Filter the lines below, copying only those with the string "appreciate".

-- start Supplied data --

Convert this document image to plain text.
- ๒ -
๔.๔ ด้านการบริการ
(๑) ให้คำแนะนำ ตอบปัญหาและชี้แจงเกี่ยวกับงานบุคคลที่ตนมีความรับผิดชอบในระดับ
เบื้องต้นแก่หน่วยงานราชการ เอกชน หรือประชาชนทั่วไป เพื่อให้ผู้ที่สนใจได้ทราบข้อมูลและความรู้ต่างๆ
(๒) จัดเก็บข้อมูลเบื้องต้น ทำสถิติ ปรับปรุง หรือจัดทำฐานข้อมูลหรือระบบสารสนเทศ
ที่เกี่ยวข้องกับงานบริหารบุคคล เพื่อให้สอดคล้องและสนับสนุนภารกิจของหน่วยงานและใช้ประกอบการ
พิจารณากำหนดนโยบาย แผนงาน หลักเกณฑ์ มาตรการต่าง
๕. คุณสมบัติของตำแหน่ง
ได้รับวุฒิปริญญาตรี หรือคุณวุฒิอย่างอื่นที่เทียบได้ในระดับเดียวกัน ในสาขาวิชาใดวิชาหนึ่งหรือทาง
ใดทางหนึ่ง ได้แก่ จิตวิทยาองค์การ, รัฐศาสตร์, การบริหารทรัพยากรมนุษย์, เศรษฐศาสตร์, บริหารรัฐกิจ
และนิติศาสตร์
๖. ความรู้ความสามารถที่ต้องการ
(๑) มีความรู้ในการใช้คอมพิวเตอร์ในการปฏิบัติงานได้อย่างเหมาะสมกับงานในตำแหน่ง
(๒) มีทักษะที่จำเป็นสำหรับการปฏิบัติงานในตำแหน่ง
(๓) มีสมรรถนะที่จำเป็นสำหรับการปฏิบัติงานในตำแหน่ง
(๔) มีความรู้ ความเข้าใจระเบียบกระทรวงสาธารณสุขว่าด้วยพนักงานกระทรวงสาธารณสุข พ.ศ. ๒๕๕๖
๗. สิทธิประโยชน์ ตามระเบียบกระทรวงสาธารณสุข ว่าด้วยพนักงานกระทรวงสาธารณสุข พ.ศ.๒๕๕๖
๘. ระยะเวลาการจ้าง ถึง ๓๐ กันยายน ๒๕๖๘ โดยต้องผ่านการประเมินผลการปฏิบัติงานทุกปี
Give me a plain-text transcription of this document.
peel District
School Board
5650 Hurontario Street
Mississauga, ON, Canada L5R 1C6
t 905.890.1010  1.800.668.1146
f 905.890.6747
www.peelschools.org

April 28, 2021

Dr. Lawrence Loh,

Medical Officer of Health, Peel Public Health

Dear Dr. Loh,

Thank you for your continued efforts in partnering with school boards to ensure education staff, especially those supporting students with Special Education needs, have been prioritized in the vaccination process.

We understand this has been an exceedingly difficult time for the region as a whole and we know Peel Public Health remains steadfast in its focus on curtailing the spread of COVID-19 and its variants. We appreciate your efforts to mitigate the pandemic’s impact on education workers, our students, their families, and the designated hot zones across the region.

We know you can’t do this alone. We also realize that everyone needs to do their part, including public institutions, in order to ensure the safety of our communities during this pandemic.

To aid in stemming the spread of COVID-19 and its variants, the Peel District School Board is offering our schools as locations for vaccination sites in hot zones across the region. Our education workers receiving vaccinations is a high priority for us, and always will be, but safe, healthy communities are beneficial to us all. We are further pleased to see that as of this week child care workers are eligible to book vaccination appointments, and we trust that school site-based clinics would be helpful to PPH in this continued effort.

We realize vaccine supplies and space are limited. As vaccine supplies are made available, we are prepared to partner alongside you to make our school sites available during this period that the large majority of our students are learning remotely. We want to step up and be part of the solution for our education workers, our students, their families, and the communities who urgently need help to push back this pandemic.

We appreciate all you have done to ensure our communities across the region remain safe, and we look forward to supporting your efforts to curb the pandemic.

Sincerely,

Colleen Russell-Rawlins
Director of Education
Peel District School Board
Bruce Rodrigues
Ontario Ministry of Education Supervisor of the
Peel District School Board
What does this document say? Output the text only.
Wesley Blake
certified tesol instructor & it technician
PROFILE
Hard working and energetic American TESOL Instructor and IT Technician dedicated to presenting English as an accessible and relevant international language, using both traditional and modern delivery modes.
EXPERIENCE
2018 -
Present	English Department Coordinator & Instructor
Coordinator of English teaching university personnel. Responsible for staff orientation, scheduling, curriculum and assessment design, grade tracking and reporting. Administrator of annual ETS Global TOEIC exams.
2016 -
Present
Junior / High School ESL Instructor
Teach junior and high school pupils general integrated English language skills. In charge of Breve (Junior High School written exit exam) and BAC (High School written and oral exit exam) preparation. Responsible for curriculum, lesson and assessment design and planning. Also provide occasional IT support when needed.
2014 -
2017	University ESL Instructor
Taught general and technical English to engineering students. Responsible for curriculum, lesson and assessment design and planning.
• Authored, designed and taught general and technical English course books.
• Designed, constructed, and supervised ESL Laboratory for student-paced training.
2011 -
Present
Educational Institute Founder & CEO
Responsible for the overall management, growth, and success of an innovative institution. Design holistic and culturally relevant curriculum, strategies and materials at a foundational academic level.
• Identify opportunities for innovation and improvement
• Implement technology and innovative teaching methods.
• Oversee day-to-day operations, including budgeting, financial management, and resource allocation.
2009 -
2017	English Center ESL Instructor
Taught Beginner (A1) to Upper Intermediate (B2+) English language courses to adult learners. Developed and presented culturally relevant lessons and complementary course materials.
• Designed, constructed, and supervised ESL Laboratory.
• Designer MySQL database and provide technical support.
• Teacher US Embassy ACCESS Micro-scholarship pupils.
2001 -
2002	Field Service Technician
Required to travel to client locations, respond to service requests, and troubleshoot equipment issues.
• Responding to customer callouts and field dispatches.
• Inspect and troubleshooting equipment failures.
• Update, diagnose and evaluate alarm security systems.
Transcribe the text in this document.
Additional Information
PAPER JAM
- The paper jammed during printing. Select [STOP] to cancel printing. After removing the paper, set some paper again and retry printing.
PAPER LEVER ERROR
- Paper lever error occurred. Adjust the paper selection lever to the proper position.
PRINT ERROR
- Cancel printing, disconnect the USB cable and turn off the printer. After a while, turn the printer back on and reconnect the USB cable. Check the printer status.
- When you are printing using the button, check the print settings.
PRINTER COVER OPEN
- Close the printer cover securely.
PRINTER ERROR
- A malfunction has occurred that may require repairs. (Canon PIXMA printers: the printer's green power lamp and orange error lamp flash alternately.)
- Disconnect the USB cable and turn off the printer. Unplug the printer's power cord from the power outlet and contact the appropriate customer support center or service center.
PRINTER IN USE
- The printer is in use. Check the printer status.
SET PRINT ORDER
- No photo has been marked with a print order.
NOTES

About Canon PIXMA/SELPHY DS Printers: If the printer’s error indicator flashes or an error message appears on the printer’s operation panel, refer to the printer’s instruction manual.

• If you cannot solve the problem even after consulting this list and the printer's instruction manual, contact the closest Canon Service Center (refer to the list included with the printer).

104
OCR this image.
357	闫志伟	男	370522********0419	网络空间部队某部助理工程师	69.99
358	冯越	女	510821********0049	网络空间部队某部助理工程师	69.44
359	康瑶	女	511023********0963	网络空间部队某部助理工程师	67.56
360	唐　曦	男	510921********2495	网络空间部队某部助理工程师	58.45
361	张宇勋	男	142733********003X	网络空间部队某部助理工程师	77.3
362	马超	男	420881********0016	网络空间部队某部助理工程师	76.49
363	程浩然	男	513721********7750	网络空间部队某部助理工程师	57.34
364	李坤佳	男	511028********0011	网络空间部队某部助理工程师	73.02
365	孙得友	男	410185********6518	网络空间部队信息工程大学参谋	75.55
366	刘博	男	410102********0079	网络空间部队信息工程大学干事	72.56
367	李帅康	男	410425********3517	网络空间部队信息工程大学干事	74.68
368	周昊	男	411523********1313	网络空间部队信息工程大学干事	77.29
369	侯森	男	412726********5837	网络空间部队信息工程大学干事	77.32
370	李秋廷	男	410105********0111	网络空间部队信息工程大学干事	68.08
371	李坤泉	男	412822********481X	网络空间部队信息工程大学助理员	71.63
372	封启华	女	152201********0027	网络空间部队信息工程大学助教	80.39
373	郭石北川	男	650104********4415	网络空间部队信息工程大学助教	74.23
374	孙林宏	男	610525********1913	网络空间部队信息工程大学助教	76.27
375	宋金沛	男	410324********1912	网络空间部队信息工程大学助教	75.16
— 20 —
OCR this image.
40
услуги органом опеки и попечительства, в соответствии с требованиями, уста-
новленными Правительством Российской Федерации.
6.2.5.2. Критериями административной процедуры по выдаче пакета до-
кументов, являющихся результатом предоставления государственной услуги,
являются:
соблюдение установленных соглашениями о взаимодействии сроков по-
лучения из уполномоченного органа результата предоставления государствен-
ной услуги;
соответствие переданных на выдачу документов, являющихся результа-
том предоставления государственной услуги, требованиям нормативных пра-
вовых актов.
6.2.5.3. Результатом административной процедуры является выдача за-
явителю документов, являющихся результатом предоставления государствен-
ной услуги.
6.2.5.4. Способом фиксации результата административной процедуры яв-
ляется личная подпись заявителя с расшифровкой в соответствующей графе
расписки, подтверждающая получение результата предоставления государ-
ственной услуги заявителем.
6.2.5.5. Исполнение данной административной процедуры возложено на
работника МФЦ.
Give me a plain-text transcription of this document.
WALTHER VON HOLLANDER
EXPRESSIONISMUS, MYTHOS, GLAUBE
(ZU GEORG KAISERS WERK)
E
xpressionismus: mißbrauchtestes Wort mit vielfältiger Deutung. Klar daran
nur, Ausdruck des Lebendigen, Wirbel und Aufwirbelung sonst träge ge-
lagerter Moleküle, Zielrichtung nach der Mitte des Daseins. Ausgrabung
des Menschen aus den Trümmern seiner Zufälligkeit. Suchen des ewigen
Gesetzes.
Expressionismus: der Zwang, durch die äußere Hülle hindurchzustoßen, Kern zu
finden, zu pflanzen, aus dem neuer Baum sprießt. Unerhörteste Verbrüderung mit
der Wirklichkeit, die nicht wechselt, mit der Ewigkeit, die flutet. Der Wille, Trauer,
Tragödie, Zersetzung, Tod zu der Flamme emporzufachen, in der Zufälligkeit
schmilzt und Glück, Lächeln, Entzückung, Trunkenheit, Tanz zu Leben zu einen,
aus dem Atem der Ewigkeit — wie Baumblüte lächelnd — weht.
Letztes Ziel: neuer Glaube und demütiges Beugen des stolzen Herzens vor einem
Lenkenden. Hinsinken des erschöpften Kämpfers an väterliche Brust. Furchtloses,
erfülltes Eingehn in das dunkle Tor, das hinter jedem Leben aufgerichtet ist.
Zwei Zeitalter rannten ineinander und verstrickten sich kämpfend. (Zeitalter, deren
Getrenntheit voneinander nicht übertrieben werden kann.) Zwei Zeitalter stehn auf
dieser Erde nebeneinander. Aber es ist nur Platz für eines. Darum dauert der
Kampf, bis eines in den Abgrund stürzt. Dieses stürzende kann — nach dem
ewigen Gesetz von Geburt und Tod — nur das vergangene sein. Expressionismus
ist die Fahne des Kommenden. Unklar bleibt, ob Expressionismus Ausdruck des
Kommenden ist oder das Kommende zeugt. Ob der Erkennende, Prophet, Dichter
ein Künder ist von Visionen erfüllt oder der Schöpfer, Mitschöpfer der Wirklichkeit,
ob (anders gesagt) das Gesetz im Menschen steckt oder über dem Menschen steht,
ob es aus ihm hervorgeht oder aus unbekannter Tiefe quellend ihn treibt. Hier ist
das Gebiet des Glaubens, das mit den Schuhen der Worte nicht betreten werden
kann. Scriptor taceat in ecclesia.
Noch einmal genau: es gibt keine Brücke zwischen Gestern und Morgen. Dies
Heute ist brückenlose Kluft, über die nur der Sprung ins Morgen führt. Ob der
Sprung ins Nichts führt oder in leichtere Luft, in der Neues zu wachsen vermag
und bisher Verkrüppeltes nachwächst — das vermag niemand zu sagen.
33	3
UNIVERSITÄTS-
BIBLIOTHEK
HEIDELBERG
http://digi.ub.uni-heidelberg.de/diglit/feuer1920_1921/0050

-- end Supplied data --

Task response:
We understand this has been an exceedingly difficult time for the region as a whole and we know Peel Public Health remains steadfast in its focus on curtailing the spread of COVID-19 and its variants. We appreciate your efforts to mitigate the pandemic’s impact on education workers, our students, their families, and the designated hot zones across the region.
We appreciate all you have done to ensure our communities across the region remain safe, and we look forward to supporting your efforts to curb the pandemic.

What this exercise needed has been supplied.